Text excerpt:
-.-.-
I have to work a double shift this evening/overnight, but then I have 2 days off! I'm looking forward to cooking some healthy meals, trying some new fish recipes. The fridge is almost empty, so a shopping trip is in order. 

We have a restaurant supply not too far away, with bulk produce, and the prices are excellent. I can get a 3# bag of baby spinach for under $6, that's a huge bag! I think I'll come up with some new recipes, make my list, and go shopping!


----------



## ronbre (Apr 26, 2009)

I'm glad you are shaking that cold finally. I know how miserable it is to be sick. I'm still staying the same with my weight..guess I'll go put an update on my thread..feel good girl.


----------



## HilltopDaisy (Feb 26, 2003)

I'm going to weigh myself today when I get to work. It's been almost 2 weeks. I've not been good about walking, sigh..... but I'm not giving up, I'm just mad at myself. I need to find some discipline. Gee, I'm so good in some areas of my life, and so lame in other areas.

I am going to walk for 40 minutes this afternoon before I go to work.


----------



## HilltopDaisy (Feb 26, 2003)

I weighed the same but I suppose it's OK. My friends took me out to celibrate my birthday, and coworkers brought a cake in to work, so I ate stuff I might not normally eat. It's once a year, right?

I am going to the gym after work tonight. I've had a membership since the first of the year ($10 a month) and I've not gone once, not one single time! I brought all my stuff and I'm tagging along with a coworker who will show me around, etc. Figure I'll jump on the treadmill for awhile, take a look at the machines, hopefully won't be too many people there at midnight. I have to do this. I'm so sick of being tired all the time, and gaining another pound every time I step on the scale.
-.-.-
Data records:
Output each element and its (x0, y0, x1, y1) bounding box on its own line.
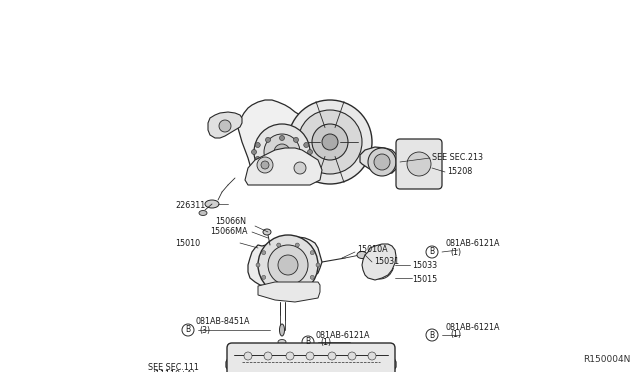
Polygon shape (238, 100, 325, 178)
Text: (1): (1) (450, 330, 461, 340)
Polygon shape (258, 282, 320, 302)
Text: 15010A: 15010A (357, 246, 388, 254)
Polygon shape (235, 358, 385, 372)
Text: 15066N: 15066N (215, 218, 246, 227)
Circle shape (261, 161, 269, 169)
Ellipse shape (375, 250, 381, 254)
Polygon shape (362, 244, 396, 280)
Text: 15208: 15208 (447, 167, 472, 176)
Circle shape (262, 251, 266, 255)
Circle shape (304, 157, 308, 161)
Circle shape (276, 283, 281, 287)
Text: R150004N: R150004N (582, 355, 630, 364)
Circle shape (294, 137, 298, 142)
Text: 15015: 15015 (412, 276, 437, 285)
Circle shape (254, 124, 310, 180)
Circle shape (262, 275, 266, 279)
Circle shape (280, 164, 285, 169)
Text: B: B (429, 247, 435, 257)
Circle shape (258, 235, 318, 295)
Text: 226311: 226311 (175, 201, 205, 209)
Circle shape (266, 137, 271, 142)
Circle shape (316, 263, 320, 267)
Circle shape (255, 142, 260, 148)
Text: 081AB-6121A: 081AB-6121A (445, 240, 499, 248)
Circle shape (274, 144, 290, 160)
Polygon shape (245, 148, 322, 185)
Text: B: B (305, 337, 310, 346)
Circle shape (304, 142, 308, 148)
Circle shape (256, 263, 260, 267)
Circle shape (252, 150, 257, 154)
Text: 15066MA: 15066MA (210, 228, 248, 237)
Ellipse shape (278, 340, 286, 344)
Text: (3): (3) (199, 326, 210, 334)
Text: SEE SEC.111: SEE SEC.111 (148, 363, 199, 372)
Circle shape (268, 245, 308, 285)
Polygon shape (360, 147, 400, 174)
Circle shape (368, 148, 396, 176)
FancyBboxPatch shape (396, 139, 442, 189)
FancyBboxPatch shape (227, 343, 395, 372)
Polygon shape (226, 355, 396, 372)
Text: 081AB-6121A: 081AB-6121A (315, 330, 369, 340)
Ellipse shape (280, 324, 285, 336)
Circle shape (280, 135, 285, 141)
Text: (1): (1) (320, 337, 331, 346)
Ellipse shape (263, 229, 271, 235)
Circle shape (322, 134, 338, 150)
Circle shape (368, 352, 376, 360)
Circle shape (276, 243, 281, 247)
Ellipse shape (199, 211, 207, 215)
Text: 15031: 15031 (374, 257, 399, 266)
Circle shape (295, 283, 300, 287)
Circle shape (312, 124, 348, 160)
Circle shape (348, 352, 356, 360)
Circle shape (310, 251, 314, 255)
Circle shape (294, 161, 298, 167)
Circle shape (294, 162, 306, 174)
Circle shape (307, 150, 312, 154)
Circle shape (374, 154, 390, 170)
Circle shape (288, 100, 372, 184)
Text: B: B (186, 326, 191, 334)
Circle shape (266, 161, 271, 167)
Circle shape (295, 243, 300, 247)
Circle shape (328, 352, 336, 360)
Ellipse shape (357, 251, 367, 259)
Text: (11110+A): (11110+A) (152, 371, 195, 372)
Polygon shape (208, 112, 242, 138)
Circle shape (298, 110, 362, 174)
Ellipse shape (205, 200, 219, 208)
Circle shape (407, 152, 431, 176)
Circle shape (219, 120, 231, 132)
Circle shape (306, 352, 314, 360)
Circle shape (286, 352, 294, 360)
Circle shape (255, 157, 260, 161)
Text: 15010: 15010 (175, 238, 200, 247)
Circle shape (264, 352, 272, 360)
Circle shape (310, 275, 314, 279)
Circle shape (278, 255, 298, 275)
Circle shape (257, 157, 273, 173)
Text: 081AB-6121A: 081AB-6121A (445, 323, 499, 331)
Text: 081AB-8451A: 081AB-8451A (195, 317, 250, 327)
Circle shape (244, 352, 252, 360)
Polygon shape (248, 237, 322, 287)
Text: B: B (429, 330, 435, 340)
Circle shape (264, 134, 300, 170)
Text: SEE SEC.213: SEE SEC.213 (432, 154, 483, 163)
Text: (1): (1) (450, 247, 461, 257)
Text: 15033: 15033 (412, 260, 437, 269)
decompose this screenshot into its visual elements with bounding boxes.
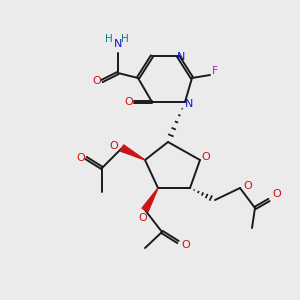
Text: H: H xyxy=(121,34,129,44)
Text: H: H xyxy=(105,34,113,44)
Text: O: O xyxy=(182,240,190,250)
Text: F: F xyxy=(212,66,218,76)
Text: O: O xyxy=(124,97,134,107)
Text: O: O xyxy=(273,189,281,199)
Text: O: O xyxy=(76,153,85,163)
Text: N: N xyxy=(177,52,185,62)
Text: N: N xyxy=(114,39,122,49)
Text: O: O xyxy=(110,141,118,151)
Polygon shape xyxy=(142,188,158,212)
Text: O: O xyxy=(93,76,101,86)
Text: O: O xyxy=(139,213,147,223)
Text: O: O xyxy=(202,152,210,162)
Text: O: O xyxy=(244,181,252,191)
Polygon shape xyxy=(120,145,145,160)
Text: N: N xyxy=(185,99,193,109)
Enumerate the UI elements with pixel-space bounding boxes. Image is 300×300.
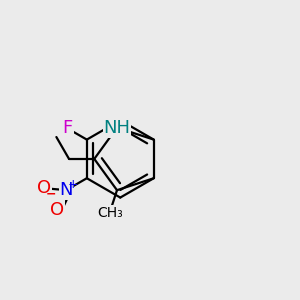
Text: −: − [45,187,56,200]
Text: CH₃: CH₃ [97,206,122,220]
Text: F: F [62,119,73,137]
Text: NH: NH [103,119,130,137]
Text: O: O [37,179,51,197]
Text: N: N [59,181,73,199]
Text: O: O [50,201,64,219]
Text: +: + [68,178,78,191]
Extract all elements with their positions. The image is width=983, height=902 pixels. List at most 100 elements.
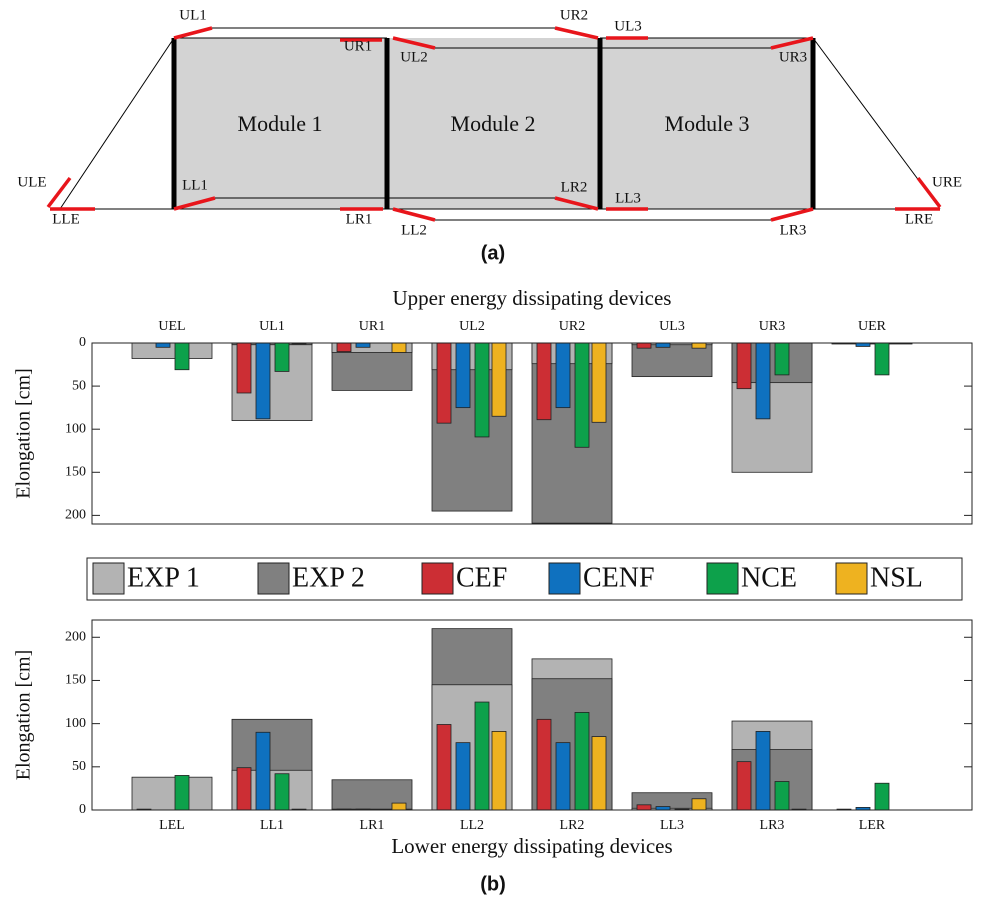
device bbox=[770, 207, 814, 222]
bar bbox=[474, 701, 490, 811]
x-tick-label: LEL bbox=[159, 818, 185, 833]
device bbox=[392, 207, 436, 222]
bar bbox=[636, 804, 652, 811]
bar bbox=[436, 724, 452, 811]
caption: (a) bbox=[481, 242, 505, 264]
legend-swatch bbox=[835, 562, 868, 595]
device bbox=[916, 176, 942, 209]
legend-swatch bbox=[421, 562, 454, 595]
bar bbox=[274, 342, 290, 372]
bar bbox=[391, 802, 407, 811]
bar bbox=[874, 342, 890, 376]
bar bbox=[174, 775, 190, 811]
bar bbox=[755, 731, 771, 811]
bar bbox=[491, 342, 507, 417]
bar bbox=[255, 731, 271, 811]
bar bbox=[236, 342, 252, 394]
legend-label: EXP 2 bbox=[292, 562, 365, 593]
device bbox=[554, 26, 599, 40]
y-axis-label: Elongation [cm] bbox=[13, 650, 35, 781]
bar bbox=[591, 736, 607, 811]
bar bbox=[436, 342, 452, 424]
bar bbox=[491, 731, 507, 811]
bar bbox=[736, 342, 752, 390]
y-tick-label: 150 bbox=[65, 465, 86, 480]
legend-label: CENF bbox=[583, 562, 655, 593]
x-axis-label: Lower energy dissipating devices bbox=[391, 834, 672, 858]
device-label: URE bbox=[932, 174, 962, 190]
bar bbox=[574, 712, 590, 811]
device bbox=[770, 36, 814, 50]
device-label: UR2 bbox=[560, 7, 588, 23]
x-tick-label: UR1 bbox=[359, 319, 385, 334]
x-tick-label: UL3 bbox=[659, 319, 685, 334]
x-tick-label: LR1 bbox=[360, 818, 385, 833]
x-tick-label: LL2 bbox=[460, 818, 484, 833]
device-label: LLE bbox=[52, 211, 80, 227]
bar bbox=[655, 806, 671, 811]
legend-swatch bbox=[257, 562, 290, 595]
x-tick-label: UL1 bbox=[259, 319, 285, 334]
module-box bbox=[600, 38, 813, 209]
device-label: UL2 bbox=[400, 49, 428, 65]
bar bbox=[855, 342, 871, 347]
device bbox=[392, 36, 436, 50]
legend-label: CEF bbox=[456, 562, 507, 593]
bar bbox=[131, 776, 213, 811]
bar bbox=[574, 342, 590, 448]
y-tick-label: 200 bbox=[65, 508, 86, 523]
x-tick-label: UL2 bbox=[459, 319, 485, 334]
x-tick-label: LL3 bbox=[660, 818, 684, 833]
bar bbox=[536, 718, 552, 811]
bar bbox=[691, 798, 707, 811]
bar bbox=[536, 342, 552, 421]
legend-label: EXP 1 bbox=[127, 562, 200, 593]
legend-box bbox=[86, 557, 963, 601]
chart-title: Upper energy dissipating devices bbox=[393, 286, 672, 310]
bar bbox=[631, 342, 713, 378]
module-label: Module 3 bbox=[665, 111, 750, 136]
y-tick-label: 50 bbox=[72, 759, 86, 774]
device bbox=[46, 176, 72, 209]
bar bbox=[174, 342, 190, 371]
bar bbox=[755, 342, 771, 420]
device-label: LR2 bbox=[561, 179, 588, 195]
bar bbox=[655, 342, 671, 348]
device-label: LL1 bbox=[182, 177, 208, 193]
y-tick-label: 150 bbox=[65, 673, 86, 688]
axes-frame bbox=[91, 342, 973, 525]
bar bbox=[555, 742, 571, 811]
y-tick-label: 0 bbox=[79, 335, 86, 350]
y-axis-label: Elongation [cm] bbox=[13, 368, 35, 499]
bar bbox=[455, 742, 471, 811]
module-label: Module 1 bbox=[238, 111, 323, 136]
bar bbox=[131, 342, 213, 359]
x-tick-label: UR2 bbox=[559, 319, 585, 334]
bar bbox=[591, 342, 607, 423]
module-box bbox=[174, 38, 387, 209]
device bbox=[173, 26, 213, 40]
bar bbox=[391, 342, 407, 353]
bar bbox=[336, 342, 352, 353]
device-label: LR3 bbox=[780, 222, 807, 238]
device-label: UL3 bbox=[614, 18, 642, 34]
x-tick-label: LER bbox=[859, 818, 886, 833]
bar bbox=[255, 342, 271, 420]
diagram: Module 1 Module 2 Module 3 (a) bbox=[46, 26, 942, 264]
bar bbox=[236, 767, 252, 811]
bar bbox=[555, 342, 571, 409]
device-label: UR1 bbox=[344, 38, 372, 54]
plot bbox=[91, 342, 973, 525]
bar bbox=[274, 773, 290, 811]
bar bbox=[736, 761, 752, 811]
x-tick-label: LR3 bbox=[760, 818, 785, 833]
module-label: Module 2 bbox=[451, 111, 536, 136]
device-label: ULE bbox=[17, 174, 46, 190]
bar bbox=[774, 342, 790, 376]
x-tick-label: LL1 bbox=[260, 818, 284, 833]
legend-label: NSL bbox=[870, 562, 923, 593]
plot bbox=[91, 619, 973, 811]
device-label: UL1 bbox=[179, 7, 207, 23]
device bbox=[554, 196, 599, 211]
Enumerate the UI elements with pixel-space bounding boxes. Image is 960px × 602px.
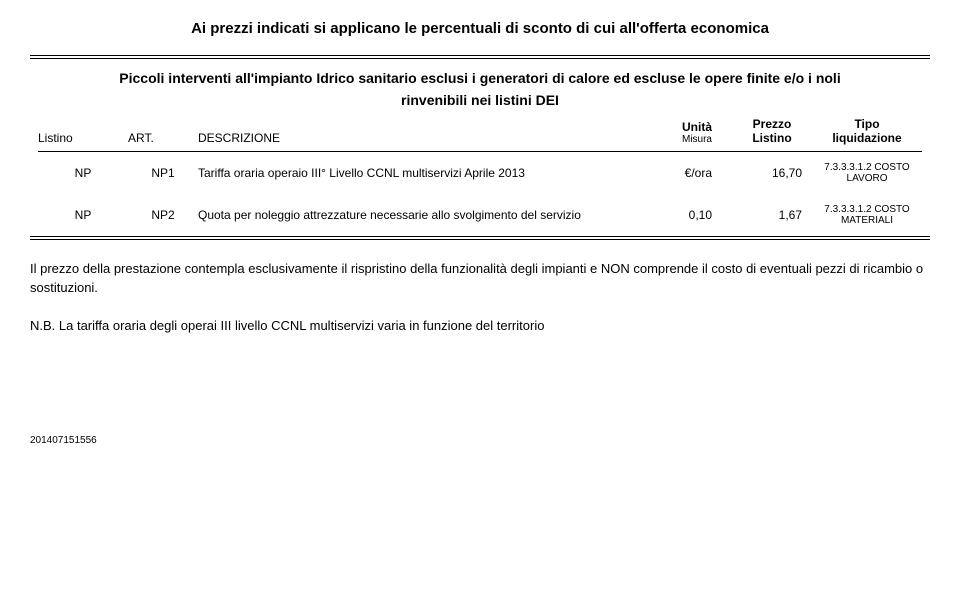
table-frame: Piccoli interventi all'impianto Idrico s… [30,55,930,240]
col-unit-line2: Misura [662,134,732,145]
cell-listino: NP [38,208,128,222]
footer-code: 201407151556 [30,435,930,446]
column-headers: Listino ART. DESCRIZIONE Unità Misura Pr… [38,113,922,152]
cell-tipo: 7.3.3.3.1.2 COSTO LAVORO [812,162,922,184]
cell-tipo-line1: 7.3.3.3.1.2 COSTO [812,162,922,173]
col-listino-header: Listino [38,131,128,145]
header-desc-line2: rinvenibili nei listini DEI [38,91,922,109]
table-row: NP NP1 Tariffa oraria operaio III° Livel… [30,152,930,194]
col-prezzo-header: Prezzo Listino [732,117,812,145]
cell-unit: €/ora [642,166,722,180]
cell-listino: NP [38,166,128,180]
cell-tipo-line2: LAVORO [812,173,922,184]
cell-desc: Quota per noleggio attrezzature necessar… [198,208,642,222]
cell-tipo-line2: MATERIALI [812,215,922,226]
col-desc-header: DESCRIZIONE [198,131,662,145]
cell-art: NP2 [128,208,198,222]
cell-prezzo: 16,70 [722,166,812,180]
note-1: Il prezzo della prestazione contempla es… [30,260,930,296]
col-unit-line1: Unità [662,120,732,134]
table-row: NP NP2 Quota per noleggio attrezzature n… [30,194,930,236]
cell-tipo-line1: 7.3.3.3.1.2 COSTO [812,204,922,215]
cell-prezzo: 1,67 [722,208,812,222]
col-tipo-header: Tipo liquidazione [812,117,922,145]
cell-art: NP1 [128,166,198,180]
cell-desc: Tariffa oraria operaio III° Livello CCNL… [198,166,642,180]
page-title: Ai prezzi indicati si applicano le perce… [30,20,930,37]
cell-unit: 0,10 [642,208,722,222]
col-prezzo-line1: Prezzo [732,117,812,131]
col-unit-header: Unità Misura [662,120,732,145]
note-2: N.B. La tariffa oraria degli operai III … [30,317,930,335]
table-header-block: Piccoli interventi all'impianto Idrico s… [30,59,930,152]
col-art-header: ART. [128,131,198,145]
header-desc-line1: Piccoli interventi all'impianto Idrico s… [38,69,922,87]
col-tipo-line2: liquidazione [812,131,922,145]
col-prezzo-line2: Listino [732,131,812,145]
cell-tipo: 7.3.3.3.1.2 COSTO MATERIALI [812,204,922,226]
col-tipo-line1: Tipo [812,117,922,131]
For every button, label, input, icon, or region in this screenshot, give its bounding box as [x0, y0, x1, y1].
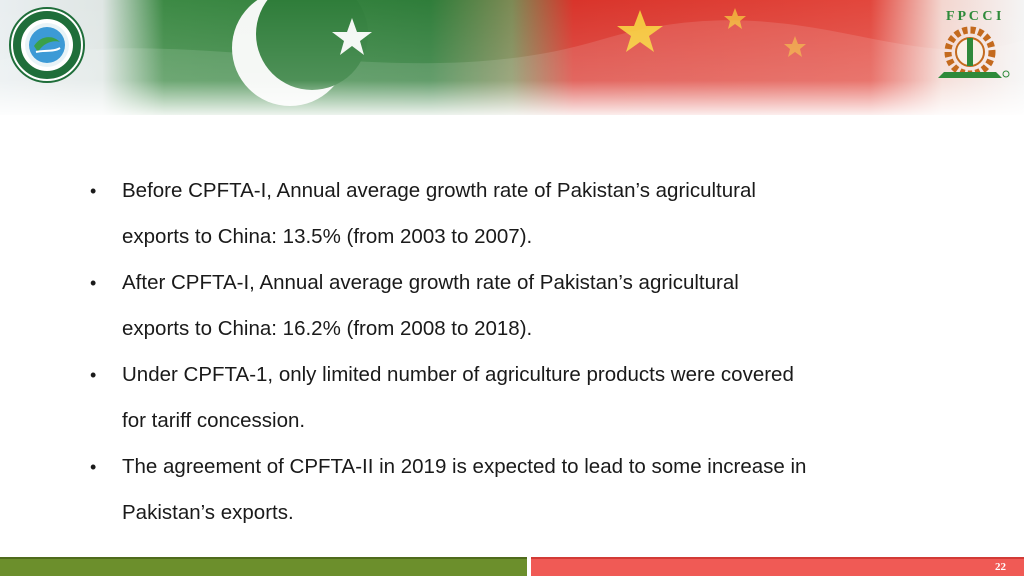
-.-.-
Problems and tasks:
#1 Print the stretch of the forum thread from "I have to work" through "thread..feel good girl.".
#2 In the forum thread, why does the poster think it's OK to have weighed the same?
You can do without the data records.

Solutions to each task:
#1
I have to work a double shift this evening/overnight, but then I have 2 days off! I'm looking forward to cooking some healthy meals, trying some new fish recipes. The fridge is almost empty, so a shopping trip is in order. 

We have a restaurant supply not too far away, with bulk produce, and the prices are excellent. I can get a 3# bag of baby spinach for under $6, that's a huge bag! I think I'll come up with some new recipes, make my list, and go shopping!


----------



## ronbre (Apr 26, 2009)

I'm glad you are shaking that cold finally. I know how miserable it is to be sick. I'm still staying the same with my weight..guess I'll go put an update on my thread..feel good girl.

#2 Friends took the poster out for a birthday celebration and coworkers brought a cake to work, so the poster ate things not normally eaten. A birthday happens only once a year.